»»
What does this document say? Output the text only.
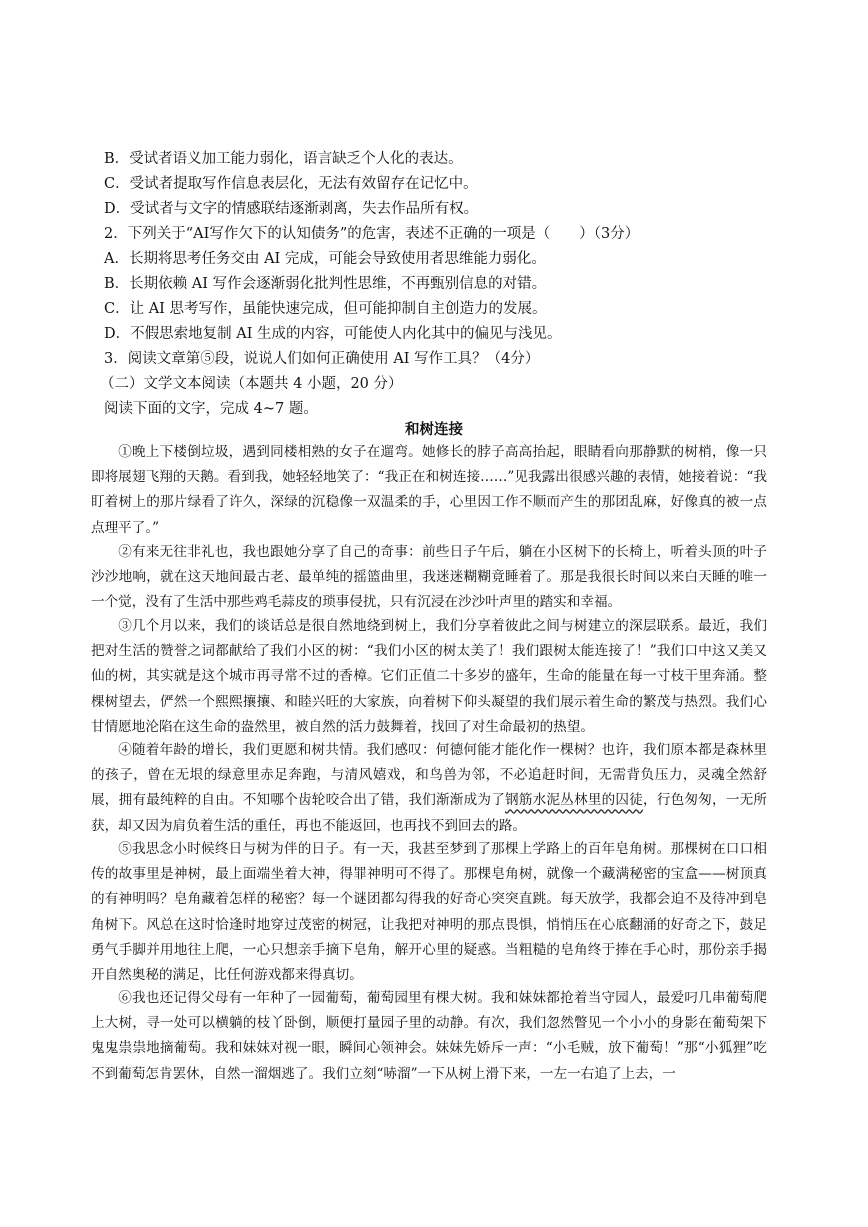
B．受试者语义加工能力弱化，语言缺乏个人化的表达。
C．受试者提取写作信息表层化，无法有效留存在记忆中。
D．受试者与文字的情感联结逐渐剥离，失去作品所有权。
2．下列关于“AI写作欠下的认知债务”的危害，表述不正确的一项是（　　）（3分）
A．长期将思考任务交由 AI 完成，可能会导致使用者思维能力弱化。
B．长期依赖 AI 写作会逐渐弱化批判性思维，不再甄别信息的对错。
C．让 AI 思考写作，虽能快速完成，但可能抑制自主创造力的发展。
D．不假思索地复制 AI 生成的内容，可能使人内化其中的偏见与浅见。
3．阅读文章第⑤段，说说人们如何正确使用 AI 写作工具？（4分）
（二）文学文本阅读（本题共 4 小题，20 分）
阅读下面的文字，完成 4~7 题。
和树连接
①晚上下楼倒垃圾，遇到同楼相熟的女子在遛弯。她修长的脖子高高抬起，眼睛看向那静默的树梢，像一只即将展翅飞翔的天鹅。看到我，她轻轻地笑了：“我正在和树连接……”见我露出很感兴趣的表情，她接着说：“我盯着树上的那片绿看了许久，深绿的沉稳像一双温柔的手，心里因工作不顺而产生的那团乱麻，好像真的被一点点理平了。”
②有来无往非礼也，我也跟她分享了自己的奇事：前些日子午后，躺在小区树下的长椅上，听着头顶的叶子沙沙地响，就在这天地间最古老、最单纯的摇篮曲里，我迷迷糊糊竟睡着了。那是我很长时间以来白天睡的唯一一个觉，没有了生活中那些鸡毛蒜皮的琐事侵扰，只有沉浸在沙沙叶声里的踏实和幸福。
③几个月以来，我们的谈话总是很自然地绕到树上，我们分享着彼此之间与树建立的深层联系。最近，我们把对生活的赞誉之词都献给了我们小区的树：“我们小区的树太美了！我们跟树太能连接了！”我们口中这又美又仙的树，其实就是这个城市再寻常不过的香樟。它们正值二十多岁的盛年，生命的能量在每一寸枝干里奔涌。整棵树望去，俨然一个熙熙攘攘、和睦兴旺的大家族，向着树下仰头凝望的我们展示着生命的繁茂与热烈。我们心甘情愿地沦陷在这生命的盎然里，被自然的活力鼓舞着，找回了对生命最初的热望。
④随着年龄的增长，我们更愿和树共情。我们感叹：何德何能才能化作一棵树？也许，我们原本都是森林里的孩子，曾在无垠的绿意里赤足奔跑，与清风嬉戏，和鸟兽为邻，不必追赶时间，无需背负压力，灵魂全然舒展，拥有最纯粹的自由。不知哪个齿轮咬合出了错，我们渐渐成为了钢筋水泥丛林里的囚徒，行色匆匆，一无所获，却又因为肩负着生活的重任，再也不能返回，也再找不到回去的路。
⑤我思念小时候终日与树为伴的日子。有一天，我甚至梦到了那棵上学路上的百年皂角树。那棵树在口口相传的故事里是神树，最上面端坐着大神，得罪神明可不得了。那棵皂角树，就像一个藏满秘密的宝盒——树顶真的有神明吗？皂角藏着怎样的秘密？每一个谜团都勾得我的好奇心突突直跳。每天放学，我都会迫不及待冲到皂角树下。风总在这时恰逢时地穿过茂密的树冠，让我把对神明的那点畏惧，悄悄压在心底翻涌的好奇之下，鼓足勇气手脚并用地往上爬，一心只想亲手摘下皂角，解开心里的疑惑。当粗糙的皂角终于捧在手心时，那份亲手揭开自然奥秘的满足，比任何游戏都来得真切。
⑥我也还记得父母有一年种了一园葡萄，葡萄园里有棵大树。我和妹妹都抢着当守园人，最爱叼几串葡萄爬上大树，寻一处可以横躺的枝丫卧倒，顺便打量园子里的动静。有次，我们忽然瞥见一个小小的身影在葡萄架下鬼鬼祟祟地摘葡萄。我和妹妹对视一眼，瞬间心领神会。妹妹先娇斥一声：“小毛贼，放下葡萄！”那“小狐狸”吃不到葡萄怎肯罢休，自然一溜烟逃了。我们立刻“哧溜”一下从树上滑下来，一左一右追了上去，一
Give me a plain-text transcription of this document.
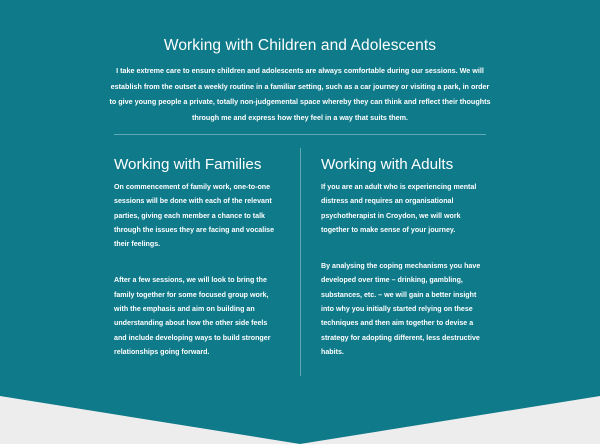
Working with Children and Adolescents

I take extreme care to ensure children and adolescents are always comfortable during our sessions. We will establish from the outset a weekly routine in a familiar setting, such as a car journey or visiting a park, in order to give young people a private, totally non-judgemental space whereby they can think and reflect their thoughts through me and express how they feel in a way that suits them.

Working with Families

On commencement of family work, one-to-one sessions will be done with each of the relevant parties, giving each member a chance to talk through the issues they are facing and vocalise their feelings.

After a few sessions, we will look to bring the family together for some focused group work, with the emphasis and aim on building an understanding about how the other side feels and include developing ways to build stronger relationships going forward.

Working with Adults

If you are an adult who is experiencing mental distress and requires an organisational psychotherapist in Croydon, we will work together to make sense of your journey.

By analysing the coping mechanisms you have developed over time – drinking, gambling, substances, etc. – we will gain a better insight into why you initially started relying on these techniques and then aim together to devise a strategy for adopting different, less destructive habits.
««
**Description of the task:**
Show every line in the entries where the string "this" occurs.

**Written response:**
What does this document say? Output the text only.
Give me a plain-text transcription of this document.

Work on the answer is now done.